Company doesn't allow me to start a side business - anondev
After working for a digital agency as a developer for year and a half, I've decided I'd like some passive / extra income and thought about making a product / service that might benefit me (skills, money), company (they'd get a product they need for internal purposes) and potentially others (someone buying it, or using for their own needs).<p>Turns out, the contract I've signed says I can't do anything commercial at all that's not company branded and owned (and I'd still not get any benefits until they decide, under their own discretion, if it's worth a bonus and how big, not letting me know about it prior to completion of the project), so in their eyes I could do it in my spare time, finish it, they'd have the ownership and credit and I /might/ get a bonus. Obviously I don't like that.<p>I think I'll do two things:
a) continue &#38; open source it
b) find a new job (around north London if anyone's hiring PHP devs)<p>I know I'm a fool for signing the contract, but I was out of uni and in need of a job quickly - but I think it's time to move on.<p>Am I doing the right thing? In an ideal world, I'd happily work on company projects in my own time if I was passionate about it, but last time that happened, I created a fun hackathon project over the weekend on my own in the office and it's been a year now and it's gone nowhere - no further support from the company and no money either. Plus I literally just need a bit extra income due to personal reasons.<p>Posting anonymously since I don't want to get fired.

* **DATASET**:
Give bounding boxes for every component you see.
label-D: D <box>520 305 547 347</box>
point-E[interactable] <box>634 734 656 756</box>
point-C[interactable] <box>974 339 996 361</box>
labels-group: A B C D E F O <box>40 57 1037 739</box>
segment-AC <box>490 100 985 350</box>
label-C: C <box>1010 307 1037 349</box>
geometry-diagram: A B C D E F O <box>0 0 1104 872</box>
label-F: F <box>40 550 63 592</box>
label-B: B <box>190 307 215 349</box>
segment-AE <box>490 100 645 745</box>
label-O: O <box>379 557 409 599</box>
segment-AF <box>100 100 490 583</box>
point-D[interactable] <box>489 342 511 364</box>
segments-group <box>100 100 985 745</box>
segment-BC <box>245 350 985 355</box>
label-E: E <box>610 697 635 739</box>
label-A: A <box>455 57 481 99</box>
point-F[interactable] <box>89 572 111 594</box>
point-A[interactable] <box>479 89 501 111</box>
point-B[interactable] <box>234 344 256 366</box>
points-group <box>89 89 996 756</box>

* **DIRECTION 1**: In the forum post about the side business, how long had the poster worked for the digital agency before deciding to seek extra income?
* **DIRECTION 2**: Rewrite every line of the records, replacing each occurrence of "interactable" with "clickable" and keeping all other content unchanged.

* **RIGHT ANSWER 1**: A year and a half.

* **RIGHT ANSWER 2**:
Give bounding boxes for every component you see.
label-D: D <box>520 305 547 347</box>
point-E[clickable] <box>634 734 656 756</box>
point-C[clickable] <box>974 339 996 361</box>
labels-group: A B C D E F O <box>40 57 1037 739</box>
segment-AC <box>490 100 985 350</box>
label-C: C <box>1010 307 1037 349</box>
geometry-diagram: A B C D E F O <box>0 0 1104 872</box>
label-F: F <box>40 550 63 592</box>
label-B: B <box>190 307 215 349</box>
segment-AE <box>490 100 645 745</box>
label-O: O <box>379 557 409 599</box>
segment-AF <box>100 100 490 583</box>
point-D[clickable] <box>489 342 511 364</box>
segments-group <box>100 100 985 745</box>
segment-BC <box>245 350 985 355</box>
label-E: E <box>610 697 635 739</box>
label-A: A <box>455 57 481 99</box>
point-F[clickable] <box>89 572 111 594</box>
point-A[clickable] <box>479 89 501 111</box>
point-B[clickable] <box>234 344 256 366</box>
points-group <box>89 89 996 756</box>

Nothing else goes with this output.